- [What is asked]:
Can you set out every line of the listing below as a numbered list, leaving out any blank lines?

/---

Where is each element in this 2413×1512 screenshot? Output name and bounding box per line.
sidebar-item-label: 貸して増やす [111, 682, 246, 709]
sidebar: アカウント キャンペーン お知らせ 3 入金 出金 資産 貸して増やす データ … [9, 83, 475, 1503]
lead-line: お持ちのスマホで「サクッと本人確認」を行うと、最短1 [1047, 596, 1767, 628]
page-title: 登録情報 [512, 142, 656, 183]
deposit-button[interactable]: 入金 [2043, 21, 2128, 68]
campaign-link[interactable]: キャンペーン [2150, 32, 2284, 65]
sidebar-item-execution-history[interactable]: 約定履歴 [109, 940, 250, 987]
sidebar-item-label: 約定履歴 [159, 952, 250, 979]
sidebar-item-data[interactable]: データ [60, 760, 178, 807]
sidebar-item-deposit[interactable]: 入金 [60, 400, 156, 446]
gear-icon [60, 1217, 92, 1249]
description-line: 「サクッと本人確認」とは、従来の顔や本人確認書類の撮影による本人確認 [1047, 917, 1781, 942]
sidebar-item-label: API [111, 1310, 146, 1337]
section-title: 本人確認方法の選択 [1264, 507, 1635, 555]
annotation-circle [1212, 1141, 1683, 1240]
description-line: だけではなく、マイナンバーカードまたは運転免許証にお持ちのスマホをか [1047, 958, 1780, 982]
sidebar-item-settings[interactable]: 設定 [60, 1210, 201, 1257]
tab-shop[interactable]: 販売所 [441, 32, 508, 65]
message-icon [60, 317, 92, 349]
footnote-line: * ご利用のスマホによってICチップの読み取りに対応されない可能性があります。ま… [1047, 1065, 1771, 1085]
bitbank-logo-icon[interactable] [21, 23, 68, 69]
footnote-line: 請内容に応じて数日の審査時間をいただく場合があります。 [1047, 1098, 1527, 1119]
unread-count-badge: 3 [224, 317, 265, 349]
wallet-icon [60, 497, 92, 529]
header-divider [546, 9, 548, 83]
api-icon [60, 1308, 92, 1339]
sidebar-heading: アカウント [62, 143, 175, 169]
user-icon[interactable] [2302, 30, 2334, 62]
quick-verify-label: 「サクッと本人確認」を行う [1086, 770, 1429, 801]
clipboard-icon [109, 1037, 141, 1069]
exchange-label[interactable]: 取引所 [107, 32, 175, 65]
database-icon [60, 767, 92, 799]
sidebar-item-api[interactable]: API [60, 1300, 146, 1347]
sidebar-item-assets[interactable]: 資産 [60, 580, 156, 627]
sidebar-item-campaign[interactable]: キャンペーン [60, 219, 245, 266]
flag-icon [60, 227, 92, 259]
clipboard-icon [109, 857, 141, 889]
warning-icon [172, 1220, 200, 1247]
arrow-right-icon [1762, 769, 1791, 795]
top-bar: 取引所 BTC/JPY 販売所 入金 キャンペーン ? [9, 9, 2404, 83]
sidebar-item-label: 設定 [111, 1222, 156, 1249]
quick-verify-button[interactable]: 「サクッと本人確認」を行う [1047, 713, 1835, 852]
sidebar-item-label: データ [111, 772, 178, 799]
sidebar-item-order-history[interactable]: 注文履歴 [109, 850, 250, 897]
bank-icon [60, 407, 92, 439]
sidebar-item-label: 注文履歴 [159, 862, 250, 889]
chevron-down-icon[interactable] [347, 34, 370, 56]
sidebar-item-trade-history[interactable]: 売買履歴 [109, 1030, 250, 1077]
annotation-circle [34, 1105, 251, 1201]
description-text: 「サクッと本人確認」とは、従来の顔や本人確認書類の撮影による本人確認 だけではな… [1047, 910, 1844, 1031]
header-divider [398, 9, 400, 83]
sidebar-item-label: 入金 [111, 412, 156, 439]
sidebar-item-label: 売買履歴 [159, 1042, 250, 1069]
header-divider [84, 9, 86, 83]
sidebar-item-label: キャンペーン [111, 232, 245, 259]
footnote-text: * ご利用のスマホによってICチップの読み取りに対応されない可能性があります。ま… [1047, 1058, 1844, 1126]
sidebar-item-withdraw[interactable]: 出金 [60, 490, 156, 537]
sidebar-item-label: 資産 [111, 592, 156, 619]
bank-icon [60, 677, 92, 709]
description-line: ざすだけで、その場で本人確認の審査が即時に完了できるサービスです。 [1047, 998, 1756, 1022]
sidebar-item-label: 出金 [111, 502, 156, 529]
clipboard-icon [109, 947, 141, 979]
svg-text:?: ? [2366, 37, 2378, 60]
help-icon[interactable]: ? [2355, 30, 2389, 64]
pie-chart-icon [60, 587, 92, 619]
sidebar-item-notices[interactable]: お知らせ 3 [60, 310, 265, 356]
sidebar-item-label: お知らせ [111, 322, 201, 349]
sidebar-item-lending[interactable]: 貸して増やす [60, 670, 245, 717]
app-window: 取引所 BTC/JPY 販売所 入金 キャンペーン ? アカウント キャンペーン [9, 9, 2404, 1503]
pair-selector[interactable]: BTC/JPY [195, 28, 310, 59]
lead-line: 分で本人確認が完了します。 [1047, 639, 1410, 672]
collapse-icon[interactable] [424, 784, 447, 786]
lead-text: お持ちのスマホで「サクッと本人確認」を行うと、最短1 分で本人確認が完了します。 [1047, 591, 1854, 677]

\---

- [Solved exercise]:
1. Where is each element in this 2413×1512 screenshot? Output name and bounding box per line.
2. sidebar-item-label: 貸して増やす [111, 682, 246, 709]
3. sidebar: アカウント キャンペーン お知らせ 3 入金 出金 資産 貸して増やす データ … [9, 83, 475, 1503]
4. lead-line: お持ちのスマホで「サクッと本人確認」を行うと、最短1 [1047, 596, 1767, 628]
5. page-title: 登録情報 [512, 142, 656, 183]
6. deposit-button[interactable]: 入金 [2043, 21, 2128, 68]
7. campaign-link[interactable]: キャンペーン [2150, 32, 2284, 65]
8. sidebar-item-execution-history[interactable]: 約定履歴 [109, 940, 250, 987]
9. sidebar-item-label: 約定履歴 [159, 952, 250, 979]
10. sidebar-item-data[interactable]: データ [60, 760, 178, 807]
11. sidebar-item-deposit[interactable]: 入金 [60, 400, 156, 446]
12. gear-icon [60, 1217, 92, 1249]
13. description-line: 「サクッと本人確認」とは、従来の顔や本人確認書類の撮影による本人確認 [1047, 917, 1781, 942]
14. sidebar-item-label: API [111, 1310, 146, 1337]
15. section-title: 本人確認方法の選択 [1264, 507, 1635, 555]
16. annotation-circle [1212, 1141, 1683, 1240]
17. description-line: だけではなく、マイナンバーカードまたは運転免許証にお持ちのスマホをか [1047, 958, 1780, 982]
18. sidebar-item-settings[interactable]: 設定 [60, 1210, 201, 1257]
19. tab-shop[interactable]: 販売所 [441, 32, 508, 65]
20. message-icon [60, 317, 92, 349]
21. footnote-line: * ご利用のスマホによってICチップの読み取りに対応されない可能性があります。ま… [1047, 1065, 1771, 1085]
22. bitbank-logo-icon[interactable] [21, 23, 68, 69]
23. footnote-line: 請内容に応じて数日の審査時間をいただく場合があります。 [1047, 1098, 1527, 1119]
24. unread-count-badge: 3 [224, 317, 265, 349]
25. wallet-icon [60, 497, 92, 529]
26. header-divider [546, 9, 548, 83]
27. api-icon [60, 1308, 92, 1339]
28. sidebar-heading: アカウント [62, 143, 175, 169]
29. user-icon[interactable] [2302, 30, 2334, 62]
30. quick-verify-label: 「サクッと本人確認」を行う [1086, 770, 1429, 801]
31. clipboard-icon [109, 1037, 141, 1069]
32. exchange-label[interactable]: 取引所 [107, 32, 175, 65]
33. database-icon [60, 767, 92, 799]
34. sidebar-item-api[interactable]: API [60, 1300, 146, 1347]
35. sidebar-item-assets[interactable]: 資産 [60, 580, 156, 627]
36. sidebar-item-campaign[interactable]: キャンペーン [60, 219, 245, 266]
37. flag-icon [60, 227, 92, 259]
38. clipboard-icon [109, 857, 141, 889]
39. warning-icon [172, 1220, 200, 1247]
40. arrow-right-icon [1762, 769, 1791, 795]
41. top-bar: 取引所 BTC/JPY 販売所 入金 キャンペーン ? [9, 9, 2404, 83]
42. sidebar-item-label: 設定 [111, 1222, 156, 1249]
43. quick-verify-button[interactable]: 「サクッと本人確認」を行う [1047, 713, 1835, 852]
44. sidebar-item-label: データ [111, 772, 178, 799]
45. sidebar-item-order-history[interactable]: 注文履歴 [109, 850, 250, 897]
46. bank-icon [60, 407, 92, 439]
47. sidebar-item-label: 注文履歴 [159, 862, 250, 889]
48. chevron-down-icon[interactable] [347, 34, 370, 56]
49. sidebar-item-trade-history[interactable]: 売買履歴 [109, 1030, 250, 1077]
50. annotation-circle [34, 1105, 251, 1201]
51. description-text: 「サクッと本人確認」とは、従来の顔や本人確認書類の撮影による本人確認 だけではな… [1047, 910, 1844, 1031]
52. header-divider [398, 9, 400, 83]
53. sidebar-item-label: 入金 [111, 412, 156, 439]
54. sidebar-item-label: 売買履歴 [159, 1042, 250, 1069]
55. header-divider [84, 9, 86, 83]
56. sidebar-item-label: キャンペーン [111, 232, 245, 259]
57. footnote-text: * ご利用のスマホによってICチップの読み取りに対応されない可能性があります。ま… [1047, 1058, 1844, 1126]
58. sidebar-item-withdraw[interactable]: 出金 [60, 490, 156, 537]
59. sidebar-item-label: 資産 [111, 592, 156, 619]
60. bank-icon [60, 677, 92, 709]
61. description-line: ざすだけで、その場で本人確認の審査が即時に完了できるサービスです。 [1047, 998, 1756, 1022]
62. sidebar-item-label: 出金 [111, 502, 156, 529]
63. clipboard-icon [109, 947, 141, 979]
64. svg-text:?: ? [2366, 37, 2378, 60]
65. help-icon[interactable]: ? [2355, 30, 2389, 64]
66. pie-chart-icon [60, 587, 92, 619]
67. sidebar-item-notices[interactable]: お知らせ 3 [60, 310, 265, 356]
68. sidebar-item-label: お知らせ [111, 322, 201, 349]
69. sidebar-item-lending[interactable]: 貸して増やす [60, 670, 245, 717]
70. app-window: 取引所 BTC/JPY 販売所 入金 キャンペーン ? アカウント キャンペーン [9, 9, 2404, 1503]
71. pair-selector[interactable]: BTC/JPY [195, 28, 310, 59]
72. lead-line: 分で本人確認が完了します。 [1047, 639, 1410, 672]
73. collapse-icon[interactable] [424, 784, 447, 786]
74. lead-text: お持ちのスマホで「サクッと本人確認」を行うと、最短1 分で本人確認が完了します。 [1047, 591, 1854, 677]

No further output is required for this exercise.